AIM:
Copy every entry word for word, but skip the pictures.

───── PROVIDED DATA

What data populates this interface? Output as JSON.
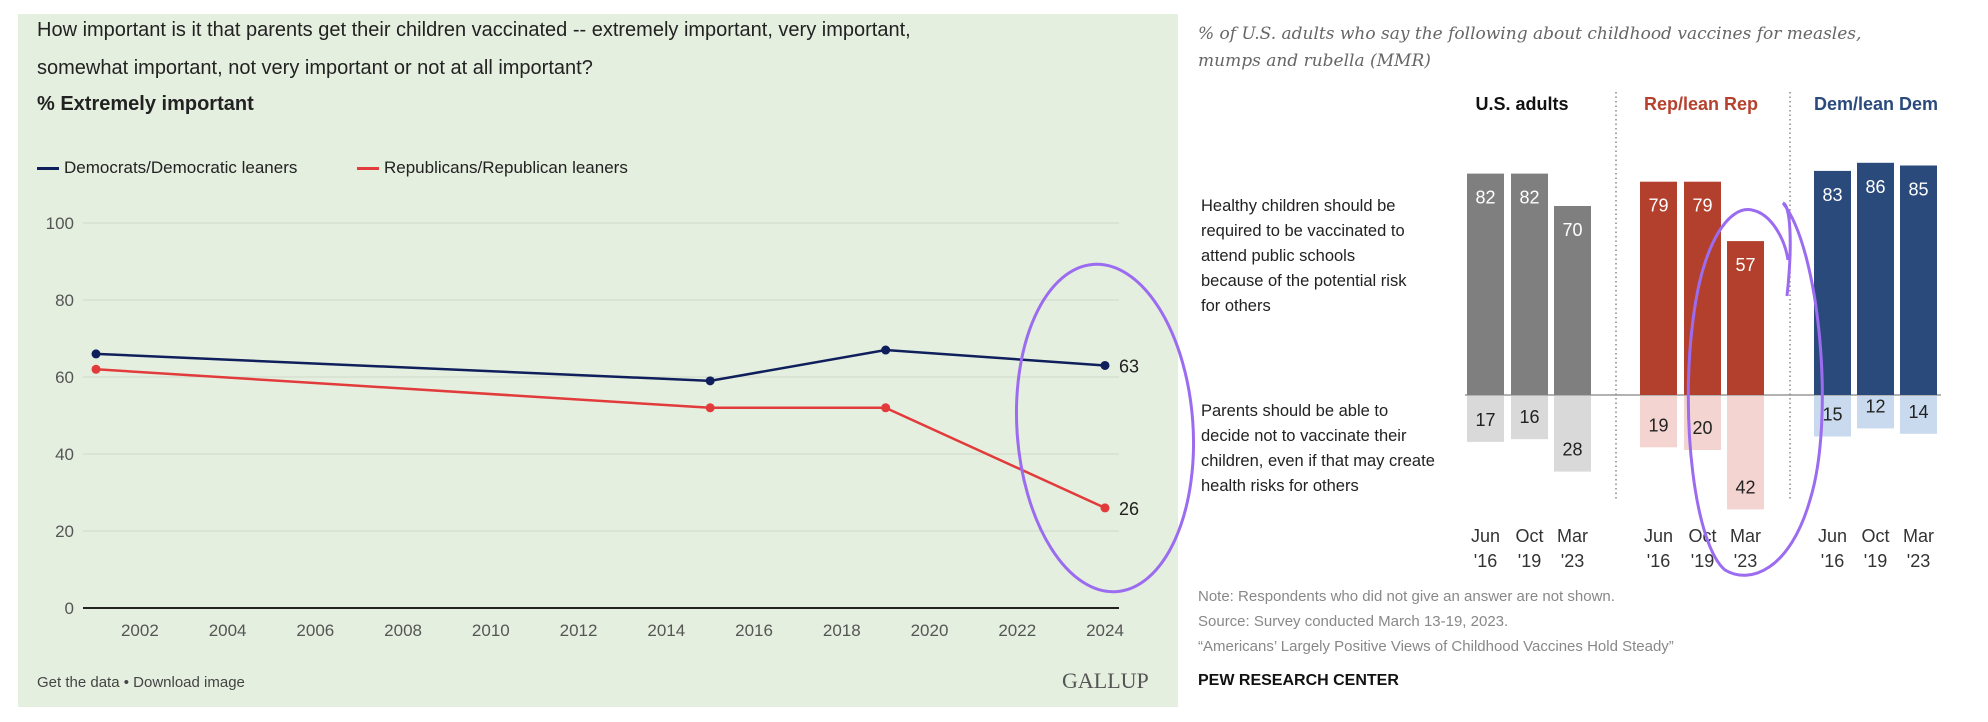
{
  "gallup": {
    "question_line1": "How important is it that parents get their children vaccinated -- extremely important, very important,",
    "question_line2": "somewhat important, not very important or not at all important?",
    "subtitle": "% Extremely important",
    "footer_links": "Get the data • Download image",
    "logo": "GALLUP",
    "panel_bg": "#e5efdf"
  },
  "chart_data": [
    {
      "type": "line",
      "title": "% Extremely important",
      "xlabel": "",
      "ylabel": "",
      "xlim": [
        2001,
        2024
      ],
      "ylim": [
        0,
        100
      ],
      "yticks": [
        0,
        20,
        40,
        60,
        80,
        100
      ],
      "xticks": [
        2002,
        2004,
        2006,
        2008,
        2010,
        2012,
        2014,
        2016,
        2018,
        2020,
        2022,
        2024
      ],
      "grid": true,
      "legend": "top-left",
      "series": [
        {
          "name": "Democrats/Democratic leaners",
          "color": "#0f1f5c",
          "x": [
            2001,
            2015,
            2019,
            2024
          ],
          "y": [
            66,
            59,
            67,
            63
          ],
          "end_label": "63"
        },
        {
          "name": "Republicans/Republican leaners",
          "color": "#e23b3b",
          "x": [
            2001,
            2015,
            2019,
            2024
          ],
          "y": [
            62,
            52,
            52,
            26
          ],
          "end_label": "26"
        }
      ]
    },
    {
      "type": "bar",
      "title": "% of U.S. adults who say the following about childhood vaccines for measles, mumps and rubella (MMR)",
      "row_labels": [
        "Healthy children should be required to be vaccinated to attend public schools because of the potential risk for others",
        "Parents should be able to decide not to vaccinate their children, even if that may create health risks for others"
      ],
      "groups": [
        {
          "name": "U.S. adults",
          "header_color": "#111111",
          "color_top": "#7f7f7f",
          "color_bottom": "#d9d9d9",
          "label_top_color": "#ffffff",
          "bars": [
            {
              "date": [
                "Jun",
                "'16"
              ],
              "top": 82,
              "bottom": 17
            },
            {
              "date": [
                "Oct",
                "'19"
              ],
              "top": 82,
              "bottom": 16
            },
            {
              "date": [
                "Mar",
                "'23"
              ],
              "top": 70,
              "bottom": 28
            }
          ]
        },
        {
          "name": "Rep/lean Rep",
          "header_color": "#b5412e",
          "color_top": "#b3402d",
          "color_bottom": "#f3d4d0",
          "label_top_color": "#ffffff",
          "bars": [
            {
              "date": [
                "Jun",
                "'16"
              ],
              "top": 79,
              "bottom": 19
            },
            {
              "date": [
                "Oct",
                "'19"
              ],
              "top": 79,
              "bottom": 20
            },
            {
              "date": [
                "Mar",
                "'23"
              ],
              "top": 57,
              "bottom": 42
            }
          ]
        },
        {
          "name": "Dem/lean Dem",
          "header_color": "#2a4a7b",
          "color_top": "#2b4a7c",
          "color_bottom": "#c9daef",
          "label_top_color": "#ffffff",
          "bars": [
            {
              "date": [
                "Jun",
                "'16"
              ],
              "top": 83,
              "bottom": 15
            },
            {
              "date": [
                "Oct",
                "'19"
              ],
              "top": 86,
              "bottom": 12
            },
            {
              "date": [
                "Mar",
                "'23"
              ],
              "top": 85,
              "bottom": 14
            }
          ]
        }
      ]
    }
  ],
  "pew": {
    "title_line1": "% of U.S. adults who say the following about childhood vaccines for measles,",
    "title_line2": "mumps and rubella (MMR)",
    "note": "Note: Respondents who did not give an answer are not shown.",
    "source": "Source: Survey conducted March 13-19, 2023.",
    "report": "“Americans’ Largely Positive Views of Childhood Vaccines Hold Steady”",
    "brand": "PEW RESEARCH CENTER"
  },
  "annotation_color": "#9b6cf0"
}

──────────

OUTPUT FOR THIS TASK:
What data populates this interface? Output as JSON.
{
  "gallup": {
    "question_line1": "How important is it that parents get their children vaccinated -- extremely important, very important,",
    "question_line2": "somewhat important, not very important or not at all important?",
    "subtitle": "% Extremely important",
    "footer_links": "Get the data • Download image",
    "logo": "GALLUP",
    "panel_bg": "#e5efdf"
  },
  "chart_data": [
    {
      "type": "line",
      "title": "% Extremely important",
      "xlabel": "",
      "ylabel": "",
      "xlim": [
        2001,
        2024
      ],
      "ylim": [
        0,
        100
      ],
      "yticks": [
        0,
        20,
        40,
        60,
        80,
        100
      ],
      "xticks": [
        2002,
        2004,
        2006,
        2008,
        2010,
        2012,
        2014,
        2016,
        2018,
        2020,
        2022,
        2024
      ],
      "grid": true,
      "legend": "top-left",
      "series": [
        {
          "name": "Democrats/Democratic leaners",
          "color": "#0f1f5c",
          "x": [
            2001,
            2015,
            2019,
            2024
          ],
          "y": [
            66,
            59,
            67,
            63
          ],
          "end_label": "63"
        },
        {
          "name": "Republicans/Republican leaners",
          "color": "#e23b3b",
          "x": [
            2001,
            2015,
            2019,
            2024
          ],
          "y": [
            62,
            52,
            52,
            26
          ],
          "end_label": "26"
        }
      ]
    },
    {
      "type": "bar",
      "title": "% of U.S. adults who say the following about childhood vaccines for measles, mumps and rubella (MMR)",
      "row_labels": [
        "Healthy children should be required to be vaccinated to attend public schools because of the potential risk for others",
        "Parents should be able to decide not to vaccinate their children, even if that may create health risks for others"
      ],
      "groups": [
        {
          "name": "U.S. adults",
          "header_color": "#111111",
          "color_top": "#7f7f7f",
          "color_bottom": "#d9d9d9",
          "label_top_color": "#ffffff",
          "bars": [
            {
              "date": [
                "Jun",
                "'16"
              ],
              "top": 82,
              "bottom": 17
            },
            {
              "date": [
                "Oct",
                "'19"
              ],
              "top": 82,
              "bottom": 16
            },
            {
              "date": [
                "Mar",
                "'23"
              ],
              "top": 70,
              "bottom": 28
            }
          ]
        },
        {
          "name": "Rep/lean Rep",
          "header_color": "#b5412e",
          "color_top": "#b3402d",
          "color_bottom": "#f3d4d0",
          "label_top_color": "#ffffff",
          "bars": [
            {
              "date": [
                "Jun",
                "'16"
              ],
              "top": 79,
              "bottom": 19
            },
            {
              "date": [
                "Oct",
                "'19"
              ],
              "top": 79,
              "bottom": 20
            },
            {
              "date": [
                "Mar",
                "'23"
              ],
              "top": 57,
              "bottom": 42
            }
          ]
        },
        {
          "name": "Dem/lean Dem",
          "header_color": "#2a4a7b",
          "color_top": "#2b4a7c",
          "color_bottom": "#c9daef",
          "label_top_color": "#ffffff",
          "bars": [
            {
              "date": [
                "Jun",
                "'16"
              ],
              "top": 83,
              "bottom": 15
            },
            {
              "date": [
                "Oct",
                "'19"
              ],
              "top": 86,
              "bottom": 12
            },
            {
              "date": [
                "Mar",
                "'23"
              ],
              "top": 85,
              "bottom": 14
            }
          ]
        }
      ]
    }
  ],
  "pew": {
    "title_line1": "% of U.S. adults who say the following about childhood vaccines for measles,",
    "title_line2": "mumps and rubella (MMR)",
    "note": "Note: Respondents who did not give an answer are not shown.",
    "source": "Source: Survey conducted March 13-19, 2023.",
    "report": "“Americans’ Largely Positive Views of Childhood Vaccines Hold Steady”",
    "brand": "PEW RESEARCH CENTER"
  },
  "annotation_color": "#9b6cf0"
}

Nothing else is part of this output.